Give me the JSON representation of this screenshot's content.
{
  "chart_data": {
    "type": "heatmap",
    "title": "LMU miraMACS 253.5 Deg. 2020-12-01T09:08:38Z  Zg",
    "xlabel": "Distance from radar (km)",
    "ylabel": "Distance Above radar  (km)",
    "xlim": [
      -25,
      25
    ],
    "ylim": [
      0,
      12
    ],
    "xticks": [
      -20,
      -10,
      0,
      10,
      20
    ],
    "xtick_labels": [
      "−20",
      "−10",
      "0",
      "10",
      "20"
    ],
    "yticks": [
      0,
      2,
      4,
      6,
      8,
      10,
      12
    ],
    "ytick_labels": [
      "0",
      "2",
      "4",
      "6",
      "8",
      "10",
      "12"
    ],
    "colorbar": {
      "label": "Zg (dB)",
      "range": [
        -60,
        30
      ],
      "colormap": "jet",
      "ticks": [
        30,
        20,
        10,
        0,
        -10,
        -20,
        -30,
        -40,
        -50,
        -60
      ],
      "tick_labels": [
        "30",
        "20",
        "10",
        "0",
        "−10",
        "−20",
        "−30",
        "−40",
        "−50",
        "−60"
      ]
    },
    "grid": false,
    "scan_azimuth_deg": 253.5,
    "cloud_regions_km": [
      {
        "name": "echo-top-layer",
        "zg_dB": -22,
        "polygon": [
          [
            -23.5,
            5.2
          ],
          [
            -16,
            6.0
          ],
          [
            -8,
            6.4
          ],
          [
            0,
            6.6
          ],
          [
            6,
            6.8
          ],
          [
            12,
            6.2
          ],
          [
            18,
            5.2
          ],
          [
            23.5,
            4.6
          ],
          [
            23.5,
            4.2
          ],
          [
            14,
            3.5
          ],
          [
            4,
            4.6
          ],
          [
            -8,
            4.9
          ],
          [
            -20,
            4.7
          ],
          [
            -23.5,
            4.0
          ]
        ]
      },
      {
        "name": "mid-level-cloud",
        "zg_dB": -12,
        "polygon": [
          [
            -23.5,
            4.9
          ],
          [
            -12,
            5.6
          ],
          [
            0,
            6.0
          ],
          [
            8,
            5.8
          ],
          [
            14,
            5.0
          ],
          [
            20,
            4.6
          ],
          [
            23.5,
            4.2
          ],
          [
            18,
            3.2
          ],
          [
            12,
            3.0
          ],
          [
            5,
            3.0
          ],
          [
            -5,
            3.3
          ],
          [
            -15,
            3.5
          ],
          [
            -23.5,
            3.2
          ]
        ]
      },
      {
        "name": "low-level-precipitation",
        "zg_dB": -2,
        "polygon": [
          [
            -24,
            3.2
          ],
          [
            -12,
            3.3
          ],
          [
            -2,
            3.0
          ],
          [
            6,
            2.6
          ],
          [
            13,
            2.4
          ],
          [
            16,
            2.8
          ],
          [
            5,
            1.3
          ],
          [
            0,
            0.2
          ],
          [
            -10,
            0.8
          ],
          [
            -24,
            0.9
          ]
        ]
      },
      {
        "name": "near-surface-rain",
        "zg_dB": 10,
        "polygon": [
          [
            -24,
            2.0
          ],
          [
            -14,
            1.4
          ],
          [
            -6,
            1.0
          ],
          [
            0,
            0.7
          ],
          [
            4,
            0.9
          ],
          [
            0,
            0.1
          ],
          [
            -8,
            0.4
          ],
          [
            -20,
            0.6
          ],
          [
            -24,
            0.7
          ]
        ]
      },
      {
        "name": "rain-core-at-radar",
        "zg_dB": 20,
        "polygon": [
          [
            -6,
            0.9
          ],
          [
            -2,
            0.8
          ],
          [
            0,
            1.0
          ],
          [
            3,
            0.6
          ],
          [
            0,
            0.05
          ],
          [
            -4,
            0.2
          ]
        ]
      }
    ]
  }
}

_____

WORK REQUIRED:
Extract the full set of entries word for word.

EXERCISE RESULT:
Give me the JSON representation of this screenshot's content.
{
  "chart_data": {
    "type": "heatmap",
    "title": "LMU miraMACS 253.5 Deg. 2020-12-01T09:08:38Z  Zg",
    "xlabel": "Distance from radar (km)",
    "ylabel": "Distance Above radar  (km)",
    "xlim": [
      -25,
      25
    ],
    "ylim": [
      0,
      12
    ],
    "xticks": [
      -20,
      -10,
      0,
      10,
      20
    ],
    "xtick_labels": [
      "−20",
      "−10",
      "0",
      "10",
      "20"
    ],
    "yticks": [
      0,
      2,
      4,
      6,
      8,
      10,
      12
    ],
    "ytick_labels": [
      "0",
      "2",
      "4",
      "6",
      "8",
      "10",
      "12"
    ],
    "colorbar": {
      "label": "Zg (dB)",
      "range": [
        -60,
        30
      ],
      "colormap": "jet",
      "ticks": [
        30,
        20,
        10,
        0,
        -10,
        -20,
        -30,
        -40,
        -50,
        -60
      ],
      "tick_labels": [
        "30",
        "20",
        "10",
        "0",
        "−10",
        "−20",
        "−30",
        "−40",
        "−50",
        "−60"
      ]
    },
    "grid": false,
    "scan_azimuth_deg": 253.5,
    "cloud_regions_km": [
      {
        "name": "echo-top-layer",
        "zg_dB": -22,
        "polygon": [
          [
            -23.5,
            5.2
          ],
          [
            -16,
            6.0
          ],
          [
            -8,
            6.4
          ],
          [
            0,
            6.6
          ],
          [
            6,
            6.8
          ],
          [
            12,
            6.2
          ],
          [
            18,
            5.2
          ],
          [
            23.5,
            4.6
          ],
          [
            23.5,
            4.2
          ],
          [
            14,
            3.5
          ],
          [
            4,
            4.6
          ],
          [
            -8,
            4.9
          ],
          [
            -20,
            4.7
          ],
          [
            -23.5,
            4.0
          ]
        ]
      },
      {
        "name": "mid-level-cloud",
        "zg_dB": -12,
        "polygon": [
          [
            -23.5,
            4.9
          ],
          [
            -12,
            5.6
          ],
          [
            0,
            6.0
          ],
          [
            8,
            5.8
          ],
          [
            14,
            5.0
          ],
          [
            20,
            4.6
          ],
          [
            23.5,
            4.2
          ],
          [
            18,
            3.2
          ],
          [
            12,
            3.0
          ],
          [
            5,
            3.0
          ],
          [
            -5,
            3.3
          ],
          [
            -15,
            3.5
          ],
          [
            -23.5,
            3.2
          ]
        ]
      },
      {
        "name": "low-level-precipitation",
        "zg_dB": -2,
        "polygon": [
          [
            -24,
            3.2
          ],
          [
            -12,
            3.3
          ],
          [
            -2,
            3.0
          ],
          [
            6,
            2.6
          ],
          [
            13,
            2.4
          ],
          [
            16,
            2.8
          ],
          [
            5,
            1.3
          ],
          [
            0,
            0.2
          ],
          [
            -10,
            0.8
          ],
          [
            -24,
            0.9
          ]
        ]
      },
      {
        "name": "near-surface-rain",
        "zg_dB": 10,
        "polygon": [
          [
            -24,
            2.0
          ],
          [
            -14,
            1.4
          ],
          [
            -6,
            1.0
          ],
          [
            0,
            0.7
          ],
          [
            4,
            0.9
          ],
          [
            0,
            0.1
          ],
          [
            -8,
            0.4
          ],
          [
            -20,
            0.6
          ],
          [
            -24,
            0.7
          ]
        ]
      },
      {
        "name": "rain-core-at-radar",
        "zg_dB": 20,
        "polygon": [
          [
            -6,
            0.9
          ],
          [
            -2,
            0.8
          ],
          [
            0,
            1.0
          ],
          [
            3,
            0.6
          ],
          [
            0,
            0.05
          ],
          [
            -4,
            0.2
          ]
        ]
      }
    ]
  }
}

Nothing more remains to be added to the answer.